Work to do: Each line of the material below that holds the word "para" needs to be copied.

————————

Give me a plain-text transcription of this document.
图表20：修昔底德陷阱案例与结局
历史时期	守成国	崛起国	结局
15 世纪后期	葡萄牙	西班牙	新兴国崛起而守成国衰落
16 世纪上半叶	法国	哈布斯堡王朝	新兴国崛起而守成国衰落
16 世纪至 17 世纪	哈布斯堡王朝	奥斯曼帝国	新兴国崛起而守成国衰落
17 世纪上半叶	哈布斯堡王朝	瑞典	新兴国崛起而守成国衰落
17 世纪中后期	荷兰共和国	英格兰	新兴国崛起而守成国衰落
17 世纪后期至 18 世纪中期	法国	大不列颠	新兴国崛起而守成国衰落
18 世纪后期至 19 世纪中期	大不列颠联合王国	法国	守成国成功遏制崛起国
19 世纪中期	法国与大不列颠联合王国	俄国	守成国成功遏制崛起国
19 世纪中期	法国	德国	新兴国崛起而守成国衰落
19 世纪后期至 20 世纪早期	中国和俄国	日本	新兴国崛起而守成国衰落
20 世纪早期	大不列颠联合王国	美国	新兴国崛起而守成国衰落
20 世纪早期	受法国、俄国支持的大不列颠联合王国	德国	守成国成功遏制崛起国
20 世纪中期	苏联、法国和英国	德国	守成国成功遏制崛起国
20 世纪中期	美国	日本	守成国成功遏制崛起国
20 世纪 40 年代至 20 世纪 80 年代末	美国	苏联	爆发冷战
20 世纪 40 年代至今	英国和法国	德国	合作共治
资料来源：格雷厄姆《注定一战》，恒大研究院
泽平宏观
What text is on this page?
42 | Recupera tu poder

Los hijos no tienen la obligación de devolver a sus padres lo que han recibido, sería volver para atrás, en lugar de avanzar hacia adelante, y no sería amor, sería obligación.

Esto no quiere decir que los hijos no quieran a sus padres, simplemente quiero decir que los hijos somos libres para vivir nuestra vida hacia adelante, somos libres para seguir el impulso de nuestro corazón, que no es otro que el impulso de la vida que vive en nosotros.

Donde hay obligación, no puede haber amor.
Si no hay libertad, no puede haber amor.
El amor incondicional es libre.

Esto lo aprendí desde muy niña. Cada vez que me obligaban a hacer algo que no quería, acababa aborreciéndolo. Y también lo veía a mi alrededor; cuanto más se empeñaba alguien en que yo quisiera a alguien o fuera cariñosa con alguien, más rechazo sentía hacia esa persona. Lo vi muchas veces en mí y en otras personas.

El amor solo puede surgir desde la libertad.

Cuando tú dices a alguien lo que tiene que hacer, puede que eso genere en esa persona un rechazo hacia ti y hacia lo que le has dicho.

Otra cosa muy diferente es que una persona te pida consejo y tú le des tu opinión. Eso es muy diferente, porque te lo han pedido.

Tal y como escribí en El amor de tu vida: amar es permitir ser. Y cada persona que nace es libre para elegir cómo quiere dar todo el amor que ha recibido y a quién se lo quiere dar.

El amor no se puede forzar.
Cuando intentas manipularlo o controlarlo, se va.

————————

Written reply:
Los hijos no tienen la obligación de devolver a sus padres lo que han recibido, sería volver para atrás, en lugar de avanzar hacia adelante, y no sería amor, sería obligación.
Esto no quiere decir que los hijos no quieran a sus padres, simplemente quiero decir que los hijos somos libres para vivir nuestra vida hacia adelante, somos libres para seguir el impulso de nuestro corazón, que no es otro que el impulso de la vida que vive en nosotros.
Tal y como escribí en El amor de tu vida: amar es permitir ser. Y cada persona que nace es libre para elegir cómo quiere dar todo el amor que ha recibido y a quién se lo quiere dar.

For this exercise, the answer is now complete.